Data provided:
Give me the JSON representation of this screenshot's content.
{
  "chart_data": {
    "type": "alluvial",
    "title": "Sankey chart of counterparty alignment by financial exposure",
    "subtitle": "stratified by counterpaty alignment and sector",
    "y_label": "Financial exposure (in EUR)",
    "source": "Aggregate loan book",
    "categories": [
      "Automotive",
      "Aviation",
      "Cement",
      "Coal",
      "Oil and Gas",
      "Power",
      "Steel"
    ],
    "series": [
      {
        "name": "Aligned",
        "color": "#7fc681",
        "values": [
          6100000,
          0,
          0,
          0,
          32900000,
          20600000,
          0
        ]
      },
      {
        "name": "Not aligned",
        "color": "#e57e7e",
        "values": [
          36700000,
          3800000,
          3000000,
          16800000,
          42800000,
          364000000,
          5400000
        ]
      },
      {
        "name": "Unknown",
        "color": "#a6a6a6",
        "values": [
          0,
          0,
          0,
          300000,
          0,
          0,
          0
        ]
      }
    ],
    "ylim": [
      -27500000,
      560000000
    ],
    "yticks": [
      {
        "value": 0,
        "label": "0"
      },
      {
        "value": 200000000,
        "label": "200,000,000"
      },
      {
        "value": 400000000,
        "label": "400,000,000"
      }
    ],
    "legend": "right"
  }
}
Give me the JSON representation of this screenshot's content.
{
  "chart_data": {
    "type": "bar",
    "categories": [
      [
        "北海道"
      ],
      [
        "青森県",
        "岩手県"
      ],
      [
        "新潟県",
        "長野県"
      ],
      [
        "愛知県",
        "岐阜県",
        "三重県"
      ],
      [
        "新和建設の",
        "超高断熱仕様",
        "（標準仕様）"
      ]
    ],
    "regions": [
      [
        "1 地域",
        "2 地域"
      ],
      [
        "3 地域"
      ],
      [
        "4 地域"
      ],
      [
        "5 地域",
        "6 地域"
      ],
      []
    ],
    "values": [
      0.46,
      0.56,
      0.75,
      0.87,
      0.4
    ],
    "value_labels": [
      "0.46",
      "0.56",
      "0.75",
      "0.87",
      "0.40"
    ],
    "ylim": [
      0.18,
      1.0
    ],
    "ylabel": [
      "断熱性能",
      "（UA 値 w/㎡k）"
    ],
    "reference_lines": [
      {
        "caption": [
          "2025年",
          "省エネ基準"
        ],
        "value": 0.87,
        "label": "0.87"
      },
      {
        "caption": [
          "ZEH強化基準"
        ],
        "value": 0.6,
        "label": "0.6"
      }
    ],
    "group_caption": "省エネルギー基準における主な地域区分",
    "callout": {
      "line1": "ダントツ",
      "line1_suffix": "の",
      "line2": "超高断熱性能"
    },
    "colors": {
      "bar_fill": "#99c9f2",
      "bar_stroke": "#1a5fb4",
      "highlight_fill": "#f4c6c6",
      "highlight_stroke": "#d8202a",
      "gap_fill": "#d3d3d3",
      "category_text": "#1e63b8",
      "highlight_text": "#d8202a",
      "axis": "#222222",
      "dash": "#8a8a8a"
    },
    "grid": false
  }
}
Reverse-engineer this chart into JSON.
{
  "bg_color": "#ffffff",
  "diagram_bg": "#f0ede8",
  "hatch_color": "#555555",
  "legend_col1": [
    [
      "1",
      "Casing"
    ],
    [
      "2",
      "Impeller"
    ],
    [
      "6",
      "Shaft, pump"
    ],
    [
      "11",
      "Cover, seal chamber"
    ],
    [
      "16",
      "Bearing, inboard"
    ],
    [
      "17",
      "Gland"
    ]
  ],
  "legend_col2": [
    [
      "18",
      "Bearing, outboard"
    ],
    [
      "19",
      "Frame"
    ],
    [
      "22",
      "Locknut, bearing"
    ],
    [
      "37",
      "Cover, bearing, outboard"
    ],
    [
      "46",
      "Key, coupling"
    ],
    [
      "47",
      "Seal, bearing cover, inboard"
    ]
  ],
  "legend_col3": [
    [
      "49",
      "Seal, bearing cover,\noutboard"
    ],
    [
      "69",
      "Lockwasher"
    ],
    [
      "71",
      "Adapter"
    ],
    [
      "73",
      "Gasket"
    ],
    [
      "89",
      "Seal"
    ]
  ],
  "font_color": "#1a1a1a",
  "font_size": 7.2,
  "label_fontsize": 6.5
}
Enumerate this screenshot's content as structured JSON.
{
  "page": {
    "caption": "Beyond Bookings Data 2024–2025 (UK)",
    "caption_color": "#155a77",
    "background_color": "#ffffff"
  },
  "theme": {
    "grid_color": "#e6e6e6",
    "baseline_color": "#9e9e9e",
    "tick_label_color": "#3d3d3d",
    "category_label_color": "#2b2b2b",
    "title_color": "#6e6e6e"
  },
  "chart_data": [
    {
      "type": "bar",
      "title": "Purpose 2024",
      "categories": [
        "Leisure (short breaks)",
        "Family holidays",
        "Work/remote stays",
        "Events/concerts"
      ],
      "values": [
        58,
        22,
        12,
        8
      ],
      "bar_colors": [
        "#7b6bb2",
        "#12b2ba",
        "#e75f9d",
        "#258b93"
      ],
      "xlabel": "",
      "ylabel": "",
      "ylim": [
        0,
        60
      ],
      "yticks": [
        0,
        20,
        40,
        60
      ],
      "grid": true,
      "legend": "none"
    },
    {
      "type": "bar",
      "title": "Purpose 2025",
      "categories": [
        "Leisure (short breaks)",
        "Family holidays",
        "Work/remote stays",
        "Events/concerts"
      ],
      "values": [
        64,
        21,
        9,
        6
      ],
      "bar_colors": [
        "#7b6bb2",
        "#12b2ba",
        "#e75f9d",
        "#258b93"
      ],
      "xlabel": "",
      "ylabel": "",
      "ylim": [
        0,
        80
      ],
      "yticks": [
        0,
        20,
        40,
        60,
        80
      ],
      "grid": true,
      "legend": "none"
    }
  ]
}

Your instructions: Without changing a word, restate the whole listing.

Solution for this problem:
Give me the JSON representation of this screenshot's content.
{
  "chart_data": {
    "type": "alluvial",
    "title": "Sankey chart of counterparty alignment by financial exposure",
    "subtitle": "stratified by counterpaty alignment and sector",
    "y_label": "Financial exposure (in EUR)",
    "source": "Aggregate loan book",
    "categories": [
      "Automotive",
      "Aviation",
      "Cement",
      "Coal",
      "Oil and Gas",
      "Power",
      "Steel"
    ],
    "series": [
      {
        "name": "Aligned",
        "color": "#7fc681",
        "values": [
          6100000,
          0,
          0,
          0,
          32900000,
          20600000,
          0
        ]
      },
      {
        "name": "Not aligned",
        "color": "#e57e7e",
        "values": [
          36700000,
          3800000,
          3000000,
          16800000,
          42800000,
          364000000,
          5400000
        ]
      },
      {
        "name": "Unknown",
        "color": "#a6a6a6",
        "values": [
          0,
          0,
          0,
          300000,
          0,
          0,
          0
        ]
      }
    ],
    "ylim": [
      -27500000,
      560000000
    ],
    "yticks": [
      {
        "value": 0,
        "label": "0"
      },
      {
        "value": 200000000,
        "label": "200,000,000"
      },
      {
        "value": 400000000,
        "label": "400,000,000"
      }
    ],
    "legend": "right"
  }
}
Give me the JSON representation of this screenshot's content.
{
  "chart_data": {
    "type": "bar",
    "categories": [
      [
        "北海道"
      ],
      [
        "青森県",
        "岩手県"
      ],
      [
        "新潟県",
        "長野県"
      ],
      [
        "愛知県",
        "岐阜県",
        "三重県"
      ],
      [
        "新和建設の",
        "超高断熱仕様",
        "（標準仕様）"
      ]
    ],
    "regions": [
      [
        "1 地域",
        "2 地域"
      ],
      [
        "3 地域"
      ],
      [
        "4 地域"
      ],
      [
        "5 地域",
        "6 地域"
      ],
      []
    ],
    "values": [
      0.46,
      0.56,
      0.75,
      0.87,
      0.4
    ],
    "value_labels": [
      "0.46",
      "0.56",
      "0.75",
      "0.87",
      "0.40"
    ],
    "ylim": [
      0.18,
      1.0
    ],
    "ylabel": [
      "断熱性能",
      "（UA 値 w/㎡k）"
    ],
    "reference_lines": [
      {
        "caption": [
          "2025年",
          "省エネ基準"
        ],
        "value": 0.87,
        "label": "0.87"
      },
      {
        "caption": [
          "ZEH強化基準"
        ],
        "value": 0.6,
        "label": "0.6"
      }
    ],
    "group_caption": "省エネルギー基準における主な地域区分",
    "callout": {
      "line1": "ダントツ",
      "line1_suffix": "の",
      "line2": "超高断熱性能"
    },
    "colors": {
      "bar_fill": "#99c9f2",
      "bar_stroke": "#1a5fb4",
      "highlight_fill": "#f4c6c6",
      "highlight_stroke": "#d8202a",
      "gap_fill": "#d3d3d3",
      "category_text": "#1e63b8",
      "highlight_text": "#d8202a",
      "axis": "#222222",
      "dash": "#8a8a8a"
    },
    "grid": false
  }
}
Reverse-engineer this chart into JSON.
{
  "bg_color": "#ffffff",
  "diagram_bg": "#f0ede8",
  "hatch_color": "#555555",
  "legend_col1": [
    [
      "1",
      "Casing"
    ],
    [
      "2",
      "Impeller"
    ],
    [
      "6",
      "Shaft, pump"
    ],
    [
      "11",
      "Cover, seal chamber"
    ],
    [
      "16",
      "Bearing, inboard"
    ],
    [
      "17",
      "Gland"
    ]
  ],
  "legend_col2": [
    [
      "18",
      "Bearing, outboard"
    ],
    [
      "19",
      "Frame"
    ],
    [
      "22",
      "Locknut, bearing"
    ],
    [
      "37",
      "Cover, bearing, outboard"
    ],
    [
      "46",
      "Key, coupling"
    ],
    [
      "47",
      "Seal, bearing cover, inboard"
    ]
  ],
  "legend_col3": [
    [
      "49",
      "Seal, bearing cover,\noutboard"
    ],
    [
      "69",
      "Lockwasher"
    ],
    [
      "71",
      "Adapter"
    ],
    [
      "73",
      "Gasket"
    ],
    [
      "89",
      "Seal"
    ]
  ],
  "font_color": "#1a1a1a",
  "font_size": 7.2,
  "label_fontsize": 6.5
}
Enumerate this screenshot's content as structured JSON.
{
  "page": {
    "caption": "Beyond Bookings Data 2024–2025 (UK)",
    "caption_color": "#155a77",
    "background_color": "#ffffff"
  },
  "theme": {
    "grid_color": "#e6e6e6",
    "baseline_color": "#9e9e9e",
    "tick_label_color": "#3d3d3d",
    "category_label_color": "#2b2b2b",
    "title_color": "#6e6e6e"
  },
  "chart_data": [
    {
      "type": "bar",
      "title": "Purpose 2024",
      "categories": [
        "Leisure (short breaks)",
        "Family holidays",
        "Work/remote stays",
        "Events/concerts"
      ],
      "values": [
        58,
        22,
        12,
        8
      ],
      "bar_colors": [
        "#7b6bb2",
        "#12b2ba",
        "#e75f9d",
        "#258b93"
      ],
      "xlabel": "",
      "ylabel": "",
      "ylim": [
        0,
        60
      ],
      "yticks": [
        0,
        20,
        40,
        60
      ],
      "grid": true,
      "legend": "none"
    },
    {
      "type": "bar",
      "title": "Purpose 2025",
      "categories": [
        "Leisure (short breaks)",
        "Family holidays",
        "Work/remote stays",
        "Events/concerts"
      ],
      "values": [
        64,
        21,
        9,
        6
      ],
      "bar_colors": [
        "#7b6bb2",
        "#12b2ba",
        "#e75f9d",
        "#258b93"
      ],
      "xlabel": "",
      "ylabel": "",
      "ylim": [
        0,
        80
      ],
      "yticks": [
        0,
        20,
        40,
        60,
        80
      ],
      "grid": true,
      "legend": "none"
    }
  ]
}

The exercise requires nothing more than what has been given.